-- Start of Available records --

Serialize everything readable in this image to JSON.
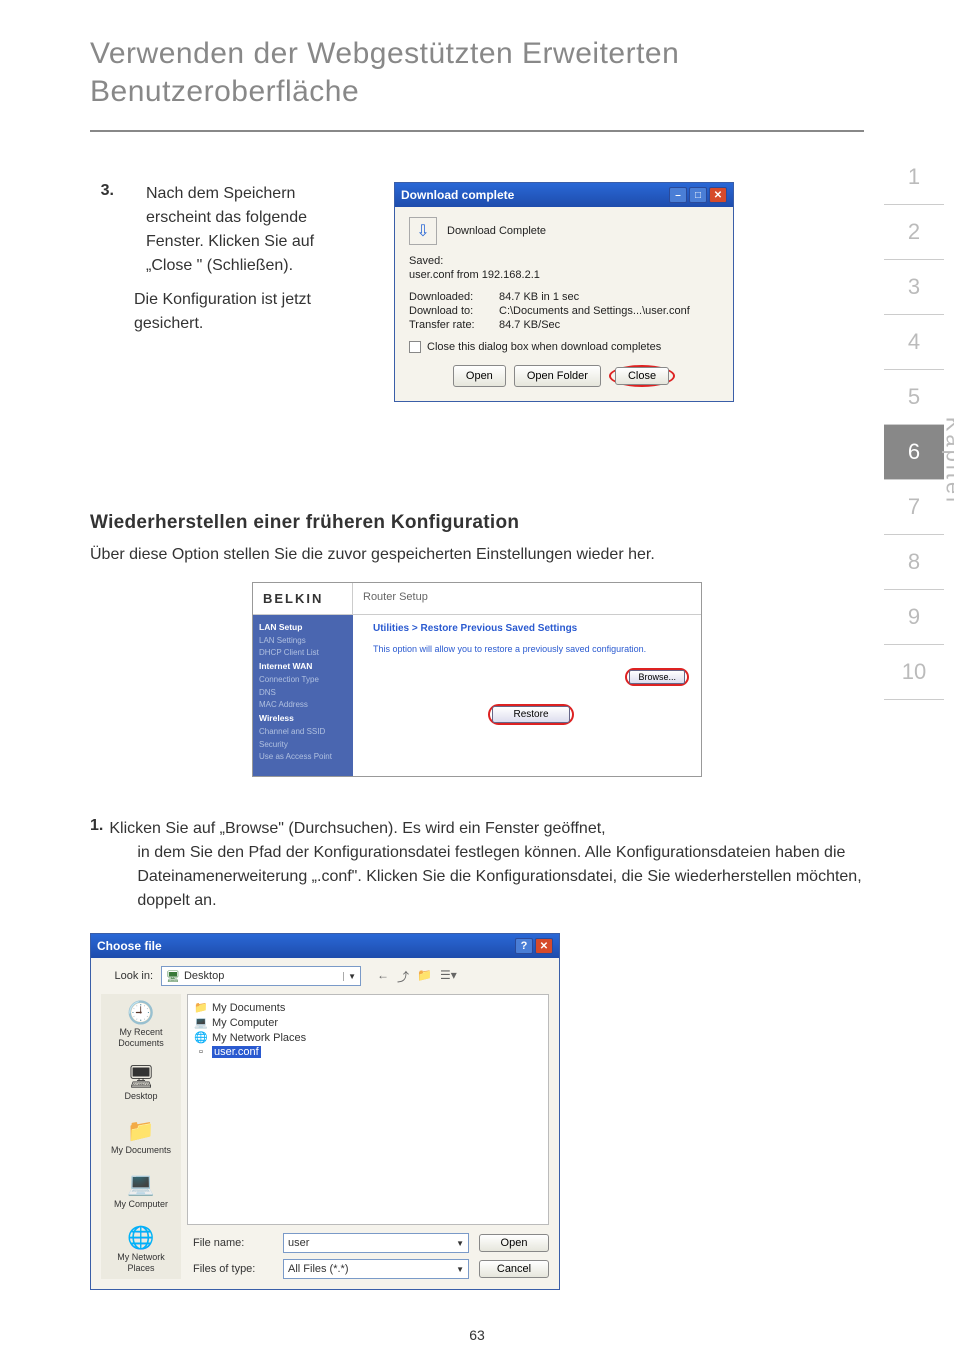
{
  "header": {
    "title": "Verwenden der Webgestützten Erweiterten Benutzeroberfläche"
  },
  "step3": {
    "number": "3.",
    "p1": "Nach dem Speichern erscheint das folgende Fenster. Klicken Sie auf „Close \" (Schließen).",
    "p2": "Die Konfiguration ist jetzt gesichert."
  },
  "download_dialog": {
    "title": "Download complete",
    "heading": "Download Complete",
    "saved_label": "Saved:",
    "saved_value": "user.conf from 192.168.2.1",
    "rows": {
      "downloaded_label": "Downloaded:",
      "downloaded_value": "84.7 KB in 1 sec",
      "to_label": "Download to:",
      "to_value": "C:\\Documents and Settings...\\user.conf",
      "rate_label": "Transfer rate:",
      "rate_value": "84.7 KB/Sec"
    },
    "checkbox_label": "Close this dialog box when download completes",
    "buttons": {
      "open": "Open",
      "open_folder": "Open Folder",
      "close": "Close"
    }
  },
  "section2": {
    "title": "Wiederherstellen einer früheren Konfiguration",
    "desc": "Über diese Option stellen Sie die zuvor gespeicherten Einstellungen wieder her."
  },
  "router": {
    "brand": "BELKIN",
    "crumb": "Router Setup",
    "sidebar": {
      "lan_setup": "LAN Setup",
      "lan_settings": "LAN Settings",
      "dhcp": "DHCP Client List",
      "internet_wan": "Internet WAN",
      "conn_type": "Connection Type",
      "dns": "DNS",
      "mac": "MAC Address",
      "wireless": "Wireless",
      "channel": "Channel and SSID",
      "security": "Security",
      "ap": "Use as Access Point"
    },
    "main": {
      "title": "Utilities > Restore Previous Saved Settings",
      "desc": "This option will allow you to restore a previously saved configuration.",
      "browse": "Browse...",
      "restore": "Restore"
    }
  },
  "step1": {
    "number": "1.",
    "line1": "Klicken Sie auf „Browse\" (Durchsuchen). Es wird ein Fenster geöffnet,",
    "line2": "in dem Sie den Pfad der Konfigurationsdatei festlegen können. Alle Konfigurationsdateien haben die Dateinamenerweiterung „.conf\". Klicken Sie die Konfigurationsdatei, die Sie wiederherstellen möchten, doppelt an."
  },
  "choose": {
    "title": "Choose file",
    "look_in_label": "Look in:",
    "look_in_value": "Desktop",
    "items": {
      "my_documents": "My Documents",
      "my_computer": "My Computer",
      "my_network_places": "My Network Places",
      "user_conf": "user.conf"
    },
    "places": {
      "recent": "My Recent Documents",
      "desktop": "Desktop",
      "documents": "My Documents",
      "computer": "My Computer",
      "network": "My Network Places"
    },
    "filename_label": "File name:",
    "filename_value": "user",
    "filetype_label": "Files of type:",
    "filetype_value": "All Files (*.*)",
    "open": "Open",
    "cancel": "Cancel"
  },
  "nav": {
    "items": [
      "1",
      "2",
      "3",
      "4",
      "5",
      "6",
      "7",
      "8",
      "9",
      "10"
    ],
    "active_index": 5,
    "label": "Kapitel"
  },
  "page_number": "63"
}
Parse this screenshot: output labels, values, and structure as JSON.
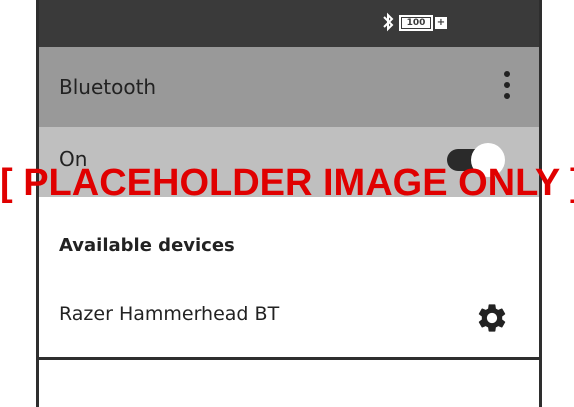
{
  "status_bar": {
    "bluetooth_icon": "bluetooth-icon",
    "battery_level": "100",
    "charging_symbol": "+"
  },
  "app_bar": {
    "title": "Bluetooth",
    "menu_icon": "more-vert-icon"
  },
  "bluetooth_toggle": {
    "label": "On",
    "state": "on"
  },
  "available_devices": {
    "header": "Available devices",
    "devices": [
      {
        "name": "Razer Hammerhead BT",
        "settings_icon": "gear-icon"
      }
    ]
  },
  "overlay": {
    "text": "[ PLACEHOLDER IMAGE ONLY ]"
  },
  "colors": {
    "status_bar_bg": "#3a3a3a",
    "app_bar_bg": "#999999",
    "toggle_row_bg": "#bfbfbf",
    "overlay_text": "#e00000"
  }
}
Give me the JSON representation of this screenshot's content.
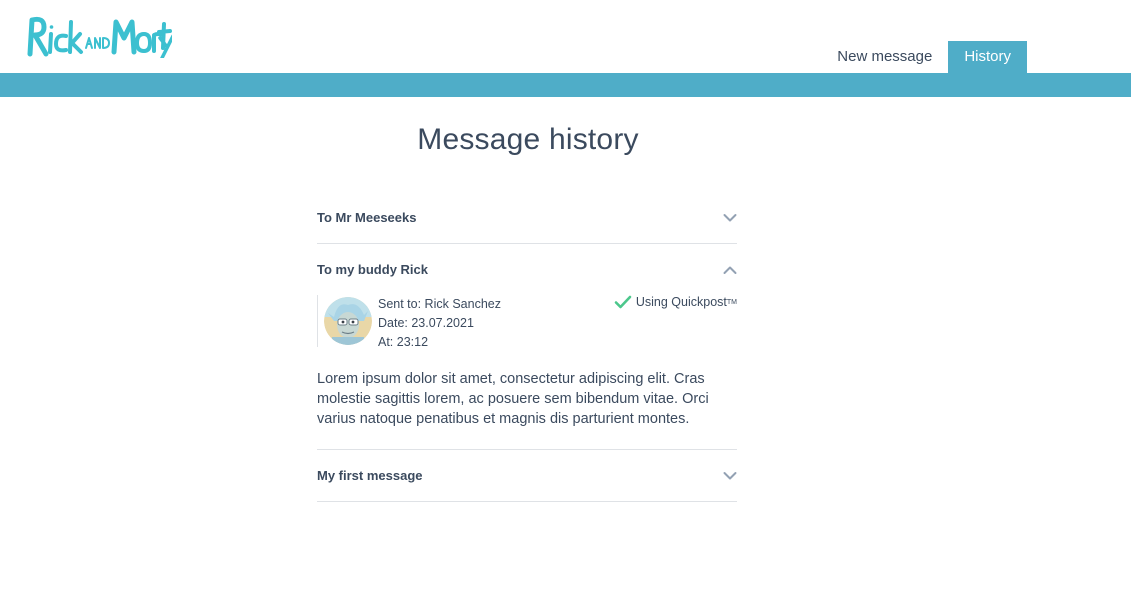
{
  "brand": {
    "logo_text": "Rick and Morty",
    "accent": "#4fadc8"
  },
  "nav": {
    "items": [
      {
        "label": "New message",
        "active": false
      },
      {
        "label": "History",
        "active": true
      }
    ]
  },
  "page": {
    "title": "Message history"
  },
  "messages": [
    {
      "title": "To Mr Meeseeks",
      "expanded": false,
      "icon": "chevron-down-icon"
    },
    {
      "title": "To my buddy Rick",
      "expanded": true,
      "icon": "chevron-up-icon",
      "sent_to": "Sent to: Rick Sanchez",
      "date": "Date: 23.07.2021",
      "time": "At: 23:12",
      "method": "Using Quickpost",
      "method_mark": "TM",
      "method_icon": "checkmark-icon",
      "body": "Lorem ipsum dolor sit amet, consectetur adipiscing elit. Cras molestie sagittis lorem, ac posuere sem bibendum vitae. Orci varius natoque penatibus et magnis dis parturient montes."
    },
    {
      "title": "My first message",
      "expanded": false,
      "icon": "chevron-down-icon"
    }
  ]
}
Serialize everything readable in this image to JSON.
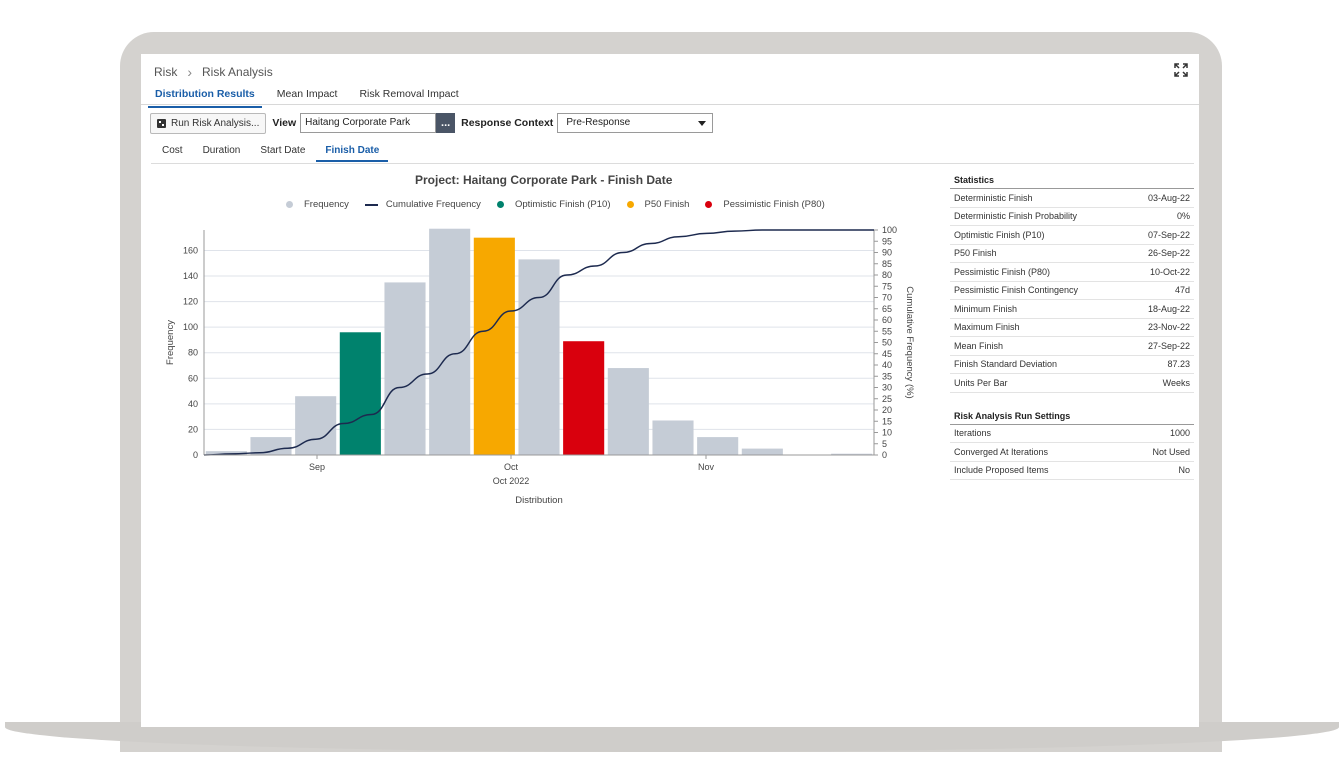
{
  "breadcrumb": {
    "root": "Risk",
    "current": "Risk Analysis"
  },
  "tabs": [
    "Distribution Results",
    "Mean Impact",
    "Risk Removal Impact"
  ],
  "toolbar": {
    "run_button": "Run Risk Analysis...",
    "view_label": "View",
    "view_value": "Haitang Corporate Park",
    "dots": "...",
    "context_label": "Response Context",
    "context_value": "Pre-Response"
  },
  "sub_tabs": [
    "Cost",
    "Duration",
    "Start Date",
    "Finish Date"
  ],
  "colors": {
    "frequency": "#c5ccd6",
    "optimistic": "#00826d",
    "p50": "#f7a800",
    "pessimistic": "#d9000d",
    "cumulative": "#1d2a4f",
    "accent": "#1a5ea8"
  },
  "chart_data": {
    "type": "bar",
    "title": "Project: Haitang Corporate Park - Finish Date",
    "xlabel": "Distribution",
    "ylabel": "Frequency",
    "y2label": "Cumulative Frequency (%)",
    "x_ticks": [
      "Sep",
      "Oct",
      "Nov"
    ],
    "x_sublabel": "Oct 2022",
    "ylim": [
      0,
      176
    ],
    "y_ticks": [
      0,
      20,
      40,
      60,
      80,
      100,
      120,
      140,
      160
    ],
    "y2lim": [
      0,
      100
    ],
    "y2_ticks": [
      0,
      5,
      10,
      15,
      20,
      25,
      30,
      35,
      40,
      45,
      50,
      55,
      60,
      65,
      70,
      75,
      80,
      85,
      90,
      95,
      100
    ],
    "legend": [
      "Frequency",
      "Cumulative Frequency",
      "Optimistic Finish (P10)",
      "P50 Finish",
      "Pessimistic Finish (P80)"
    ],
    "bars": [
      {
        "value": 3,
        "kind": "frequency"
      },
      {
        "value": 14,
        "kind": "frequency"
      },
      {
        "value": 46,
        "kind": "frequency"
      },
      {
        "value": 96,
        "kind": "optimistic"
      },
      {
        "value": 135,
        "kind": "frequency"
      },
      {
        "value": 177,
        "kind": "frequency"
      },
      {
        "value": 170,
        "kind": "p50"
      },
      {
        "value": 153,
        "kind": "frequency"
      },
      {
        "value": 89,
        "kind": "pessimistic"
      },
      {
        "value": 68,
        "kind": "frequency"
      },
      {
        "value": 27,
        "kind": "frequency"
      },
      {
        "value": 14,
        "kind": "frequency"
      },
      {
        "value": 5,
        "kind": "frequency"
      },
      {
        "value": 0,
        "kind": "frequency"
      },
      {
        "value": 1,
        "kind": "frequency"
      }
    ],
    "cumulative": [
      0,
      0.5,
      1,
      3,
      7,
      14,
      18,
      30,
      36,
      45,
      55,
      64,
      70,
      80,
      84,
      90,
      94,
      97,
      98.5,
      99.5,
      100,
      100,
      100,
      100,
      100
    ]
  },
  "statistics": {
    "title": "Statistics",
    "rows": [
      {
        "label": "Deterministic Finish",
        "value": "03-Aug-22"
      },
      {
        "label": "Deterministic Finish Probability",
        "value": "0%"
      },
      {
        "label": "Optimistic Finish (P10)",
        "value": "07-Sep-22"
      },
      {
        "label": "P50 Finish",
        "value": "26-Sep-22"
      },
      {
        "label": "Pessimistic Finish (P80)",
        "value": "10-Oct-22"
      },
      {
        "label": "Pessimistic Finish Contingency",
        "value": "47d"
      },
      {
        "label": "Minimum Finish",
        "value": "18-Aug-22"
      },
      {
        "label": "Maximum Finish",
        "value": "23-Nov-22"
      },
      {
        "label": "Mean Finish",
        "value": "27-Sep-22"
      },
      {
        "label": "Finish Standard Deviation",
        "value": "87.23"
      },
      {
        "label": "Units Per Bar",
        "value": "Weeks"
      }
    ]
  },
  "run_settings": {
    "title": "Risk Analysis Run Settings",
    "rows": [
      {
        "label": "Iterations",
        "value": "1000"
      },
      {
        "label": "Converged At Iterations",
        "value": "Not Used"
      },
      {
        "label": "Include Proposed Items",
        "value": "No"
      }
    ]
  }
}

-- End of Available records --

Do this:
Select from the material above each line in which the string "Haitang" appears, and list those lines.

The output:
    "view_value": "Haitang Corporate Park",
    "title": "Project: Haitang Corporate Park - Finish Date",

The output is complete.